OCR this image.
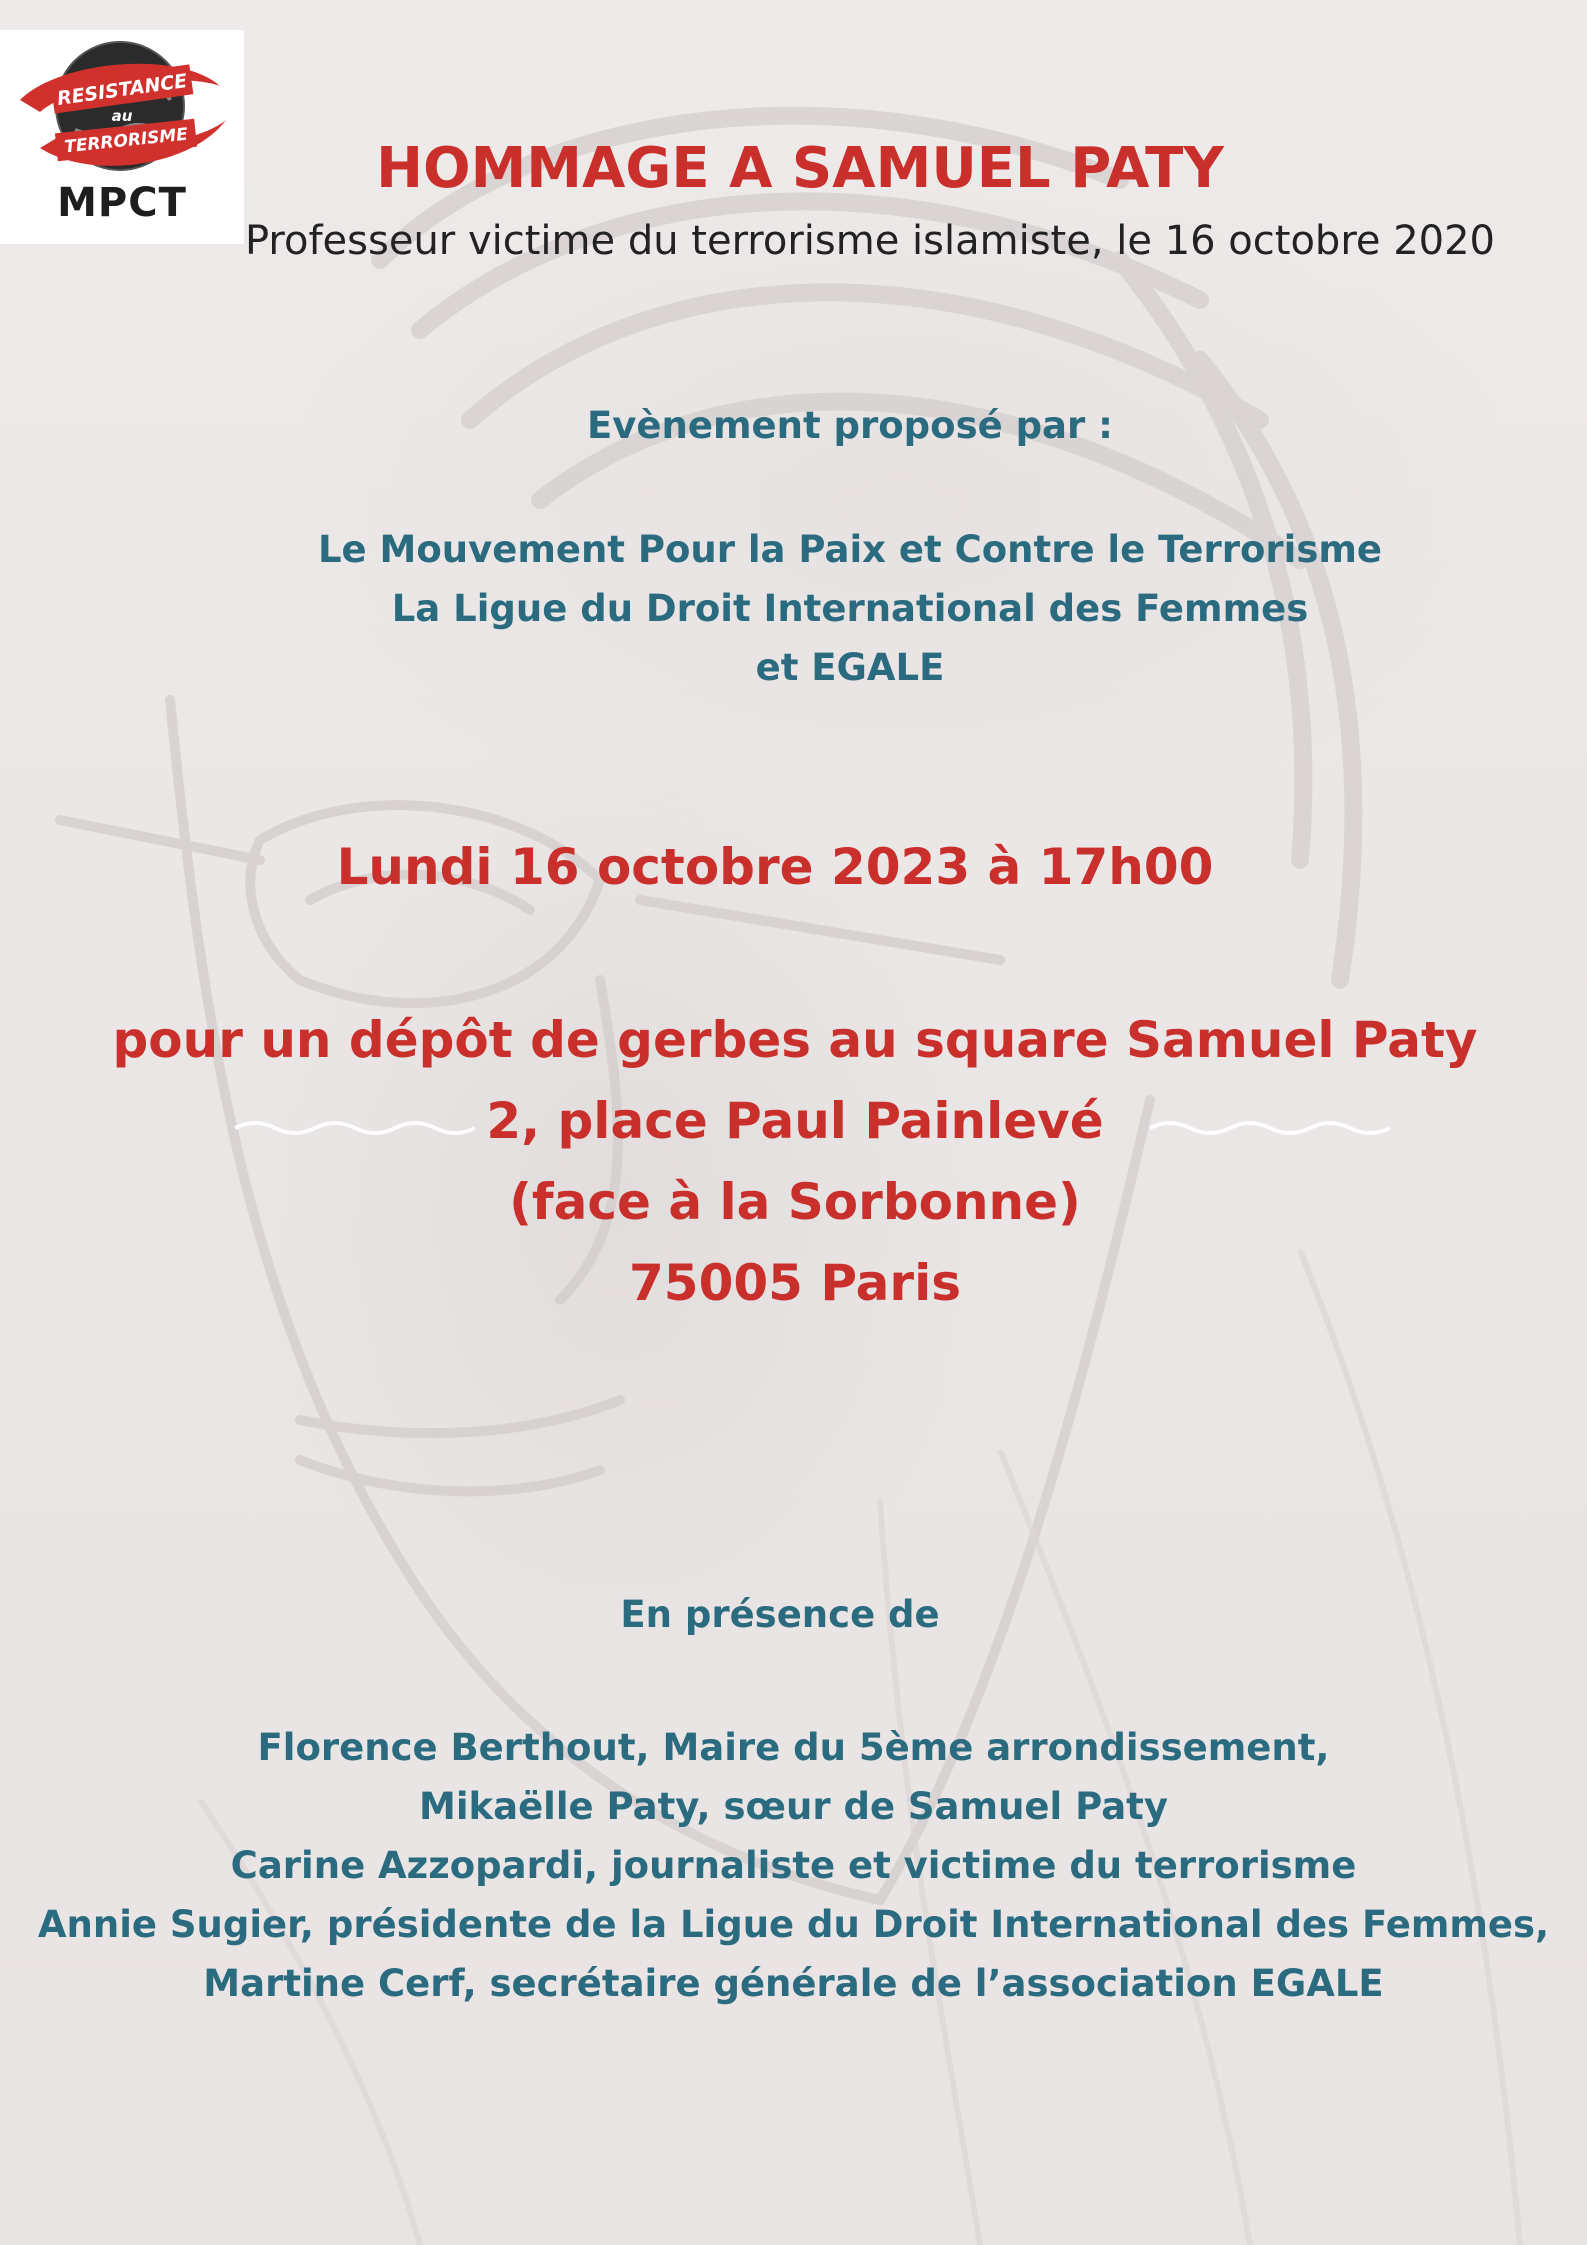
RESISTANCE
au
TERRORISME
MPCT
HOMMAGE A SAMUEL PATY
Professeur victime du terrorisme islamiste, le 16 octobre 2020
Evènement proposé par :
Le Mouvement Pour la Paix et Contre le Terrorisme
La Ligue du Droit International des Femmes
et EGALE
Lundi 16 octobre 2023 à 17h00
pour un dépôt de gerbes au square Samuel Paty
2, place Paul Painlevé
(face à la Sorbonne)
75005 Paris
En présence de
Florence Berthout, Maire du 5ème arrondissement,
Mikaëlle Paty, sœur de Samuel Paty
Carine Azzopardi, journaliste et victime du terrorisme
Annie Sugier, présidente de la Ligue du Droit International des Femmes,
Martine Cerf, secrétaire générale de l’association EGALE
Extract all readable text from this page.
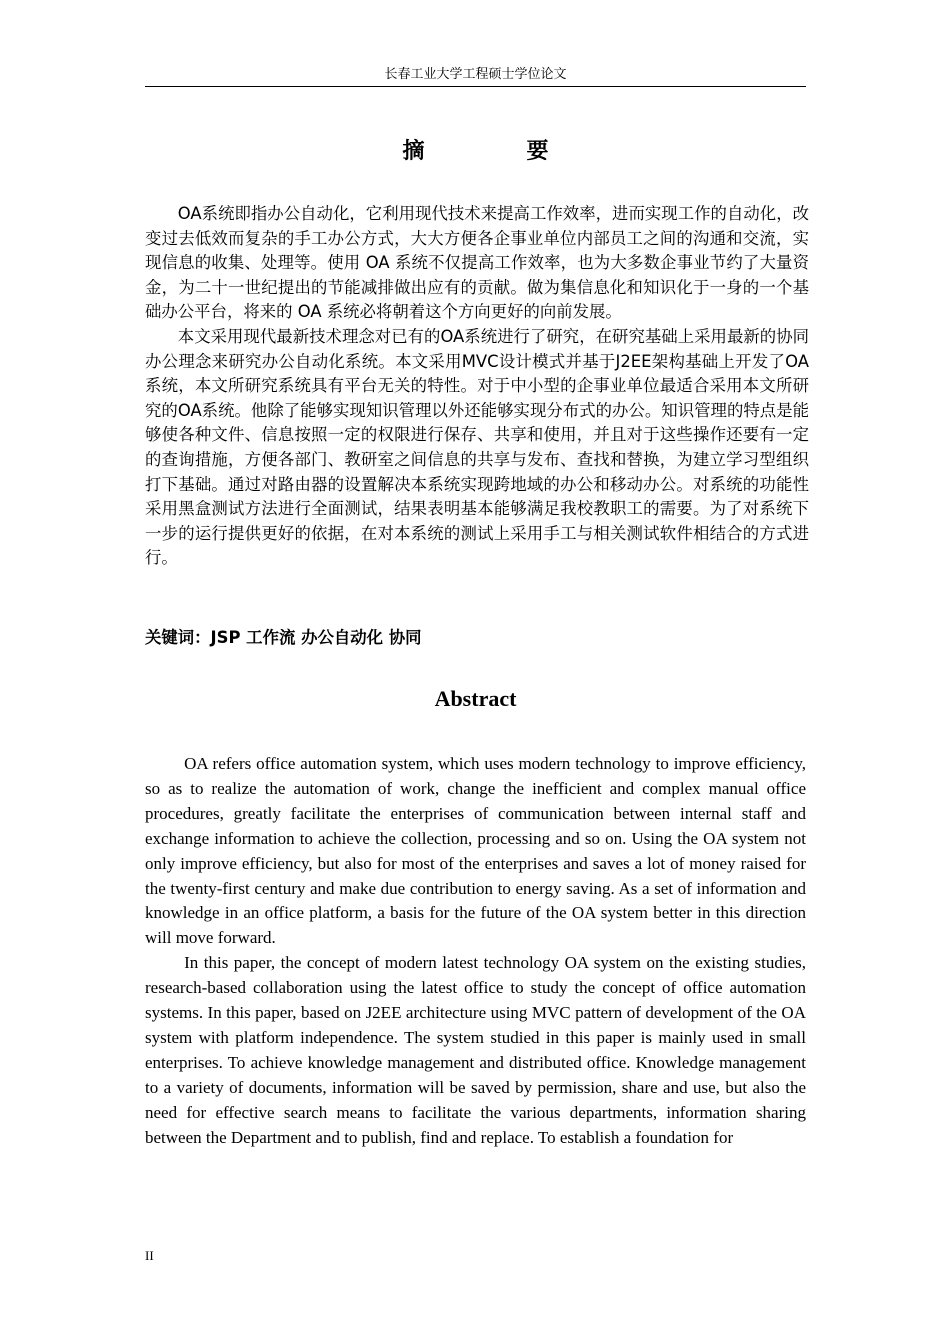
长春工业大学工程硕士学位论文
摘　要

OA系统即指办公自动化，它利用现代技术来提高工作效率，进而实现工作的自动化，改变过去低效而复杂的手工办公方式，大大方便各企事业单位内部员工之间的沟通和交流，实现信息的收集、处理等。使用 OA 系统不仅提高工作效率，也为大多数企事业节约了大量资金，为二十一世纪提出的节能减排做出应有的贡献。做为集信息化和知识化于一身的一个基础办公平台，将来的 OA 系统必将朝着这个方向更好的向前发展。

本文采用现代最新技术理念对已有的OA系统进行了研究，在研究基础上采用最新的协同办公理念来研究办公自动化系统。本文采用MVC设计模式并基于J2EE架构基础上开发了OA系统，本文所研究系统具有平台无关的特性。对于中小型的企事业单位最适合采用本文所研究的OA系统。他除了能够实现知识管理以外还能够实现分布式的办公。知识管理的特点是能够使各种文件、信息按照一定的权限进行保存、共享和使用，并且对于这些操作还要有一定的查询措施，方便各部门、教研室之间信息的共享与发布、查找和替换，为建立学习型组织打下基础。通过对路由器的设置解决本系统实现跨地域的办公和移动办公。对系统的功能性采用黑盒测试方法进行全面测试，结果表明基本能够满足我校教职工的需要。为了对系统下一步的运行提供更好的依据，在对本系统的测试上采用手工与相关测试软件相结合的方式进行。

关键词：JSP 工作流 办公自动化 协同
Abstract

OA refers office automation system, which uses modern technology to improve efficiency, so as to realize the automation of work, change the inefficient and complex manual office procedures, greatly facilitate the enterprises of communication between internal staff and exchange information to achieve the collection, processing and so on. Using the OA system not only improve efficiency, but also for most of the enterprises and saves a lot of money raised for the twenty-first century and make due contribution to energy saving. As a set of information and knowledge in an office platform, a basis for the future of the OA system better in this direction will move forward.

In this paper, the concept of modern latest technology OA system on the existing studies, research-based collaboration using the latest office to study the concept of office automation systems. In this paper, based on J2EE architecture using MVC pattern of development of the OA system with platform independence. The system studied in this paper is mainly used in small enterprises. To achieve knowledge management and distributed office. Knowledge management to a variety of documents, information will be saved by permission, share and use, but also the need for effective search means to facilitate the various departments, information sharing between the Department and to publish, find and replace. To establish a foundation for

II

• • •

- **DIRECTIONS FOR THIS TASK**
Identify each line in the records above that contains the word "Droit", and copy it out in full.

- **THE RESPONSE**
La Ligue du Droit International des Femmes
Annie Sugier, présidente de la Ligue du Droit International des Femmes,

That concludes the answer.